_GIVEN INSTRUCTION_:
Print every line of the listing exactly, please.
─── AVAILABLE DATA
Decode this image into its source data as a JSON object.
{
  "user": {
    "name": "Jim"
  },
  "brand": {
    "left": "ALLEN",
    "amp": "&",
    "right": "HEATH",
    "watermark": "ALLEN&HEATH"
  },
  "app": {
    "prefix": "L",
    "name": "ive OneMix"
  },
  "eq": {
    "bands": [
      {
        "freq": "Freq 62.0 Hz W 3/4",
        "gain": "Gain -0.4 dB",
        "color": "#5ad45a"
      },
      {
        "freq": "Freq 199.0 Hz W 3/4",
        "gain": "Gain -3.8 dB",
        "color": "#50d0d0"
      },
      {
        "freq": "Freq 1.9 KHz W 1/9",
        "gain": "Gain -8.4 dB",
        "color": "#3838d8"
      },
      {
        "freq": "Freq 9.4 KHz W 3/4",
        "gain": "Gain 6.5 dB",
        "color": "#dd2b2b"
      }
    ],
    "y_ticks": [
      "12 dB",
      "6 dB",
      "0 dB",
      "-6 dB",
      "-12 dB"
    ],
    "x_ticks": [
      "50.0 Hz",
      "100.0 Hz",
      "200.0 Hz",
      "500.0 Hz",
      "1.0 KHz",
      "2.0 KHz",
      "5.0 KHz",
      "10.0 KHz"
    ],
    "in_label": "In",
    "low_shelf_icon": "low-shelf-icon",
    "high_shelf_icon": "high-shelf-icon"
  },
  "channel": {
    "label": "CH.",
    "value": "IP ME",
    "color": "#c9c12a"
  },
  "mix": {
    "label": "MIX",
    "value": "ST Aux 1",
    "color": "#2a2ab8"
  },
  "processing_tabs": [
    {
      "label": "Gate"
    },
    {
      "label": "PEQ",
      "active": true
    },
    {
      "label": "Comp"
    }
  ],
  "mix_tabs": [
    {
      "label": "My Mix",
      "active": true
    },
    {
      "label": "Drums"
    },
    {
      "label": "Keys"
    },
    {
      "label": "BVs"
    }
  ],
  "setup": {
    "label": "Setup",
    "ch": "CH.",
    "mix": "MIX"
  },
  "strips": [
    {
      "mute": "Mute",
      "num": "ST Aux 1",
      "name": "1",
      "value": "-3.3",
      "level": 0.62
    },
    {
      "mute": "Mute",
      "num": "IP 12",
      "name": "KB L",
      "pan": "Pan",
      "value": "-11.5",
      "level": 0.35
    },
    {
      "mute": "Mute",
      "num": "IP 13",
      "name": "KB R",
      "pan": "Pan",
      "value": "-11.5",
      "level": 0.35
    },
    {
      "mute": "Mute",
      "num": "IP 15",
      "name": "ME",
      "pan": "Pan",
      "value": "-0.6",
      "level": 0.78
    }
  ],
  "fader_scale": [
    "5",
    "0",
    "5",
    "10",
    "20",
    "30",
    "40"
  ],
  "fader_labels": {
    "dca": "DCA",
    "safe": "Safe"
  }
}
──────
_FULL SOLUTION_:
Decode this image into its source data as a JSON object.
{
  "user": {
    "name": "Jim"
  },
  "brand": {
    "left": "ALLEN",
    "amp": "&",
    "right": "HEATH",
    "watermark": "ALLEN&HEATH"
  },
  "app": {
    "prefix": "L",
    "name": "ive OneMix"
  },
  "eq": {
    "bands": [
      {
        "freq": "Freq 62.0 Hz W 3/4",
        "gain": "Gain -0.4 dB",
        "color": "#5ad45a"
      },
      {
        "freq": "Freq 199.0 Hz W 3/4",
        "gain": "Gain -3.8 dB",
        "color": "#50d0d0"
      },
      {
        "freq": "Freq 1.9 KHz W 1/9",
        "gain": "Gain -8.4 dB",
        "color": "#3838d8"
      },
      {
        "freq": "Freq 9.4 KHz W 3/4",
        "gain": "Gain 6.5 dB",
        "color": "#dd2b2b"
      }
    ],
    "y_ticks": [
      "12 dB",
      "6 dB",
      "0 dB",
      "-6 dB",
      "-12 dB"
    ],
    "x_ticks": [
      "50.0 Hz",
      "100.0 Hz",
      "200.0 Hz",
      "500.0 Hz",
      "1.0 KHz",
      "2.0 KHz",
      "5.0 KHz",
      "10.0 KHz"
    ],
    "in_label": "In",
    "low_shelf_icon": "low-shelf-icon",
    "high_shelf_icon": "high-shelf-icon"
  },
  "channel": {
    "label": "CH.",
    "value": "IP ME",
    "color": "#c9c12a"
  },
  "mix": {
    "label": "MIX",
    "value": "ST Aux 1",
    "color": "#2a2ab8"
  },
  "processing_tabs": [
    {
      "label": "Gate"
    },
    {
      "label": "PEQ",
      "active": true
    },
    {
      "label": "Comp"
    }
  ],
  "mix_tabs": [
    {
      "label": "My Mix",
      "active": true
    },
    {
      "label": "Drums"
    },
    {
      "label": "Keys"
    },
    {
      "label": "BVs"
    }
  ],
  "setup": {
    "label": "Setup",
    "ch": "CH.",
    "mix": "MIX"
  },
  "strips": [
    {
      "mute": "Mute",
      "num": "ST Aux 1",
      "name": "1",
      "value": "-3.3",
      "level": 0.62
    },
    {
      "mute": "Mute",
      "num": "IP 12",
      "name": "KB L",
      "pan": "Pan",
      "value": "-11.5",
      "level": 0.35
    },
    {
      "mute": "Mute",
      "num": "IP 13",
      "name": "KB R",
      "pan": "Pan",
      "value": "-11.5",
      "level": 0.35
    },
    {
      "mute": "Mute",
      "num": "IP 15",
      "name": "ME",
      "pan": "Pan",
      "value": "-0.6",
      "level": 0.78
    }
  ],
  "fader_scale": [
    "5",
    "0",
    "5",
    "10",
    "20",
    "30",
    "40"
  ],
  "fader_labels": {
    "dca": "DCA",
    "safe": "Safe"
  }
}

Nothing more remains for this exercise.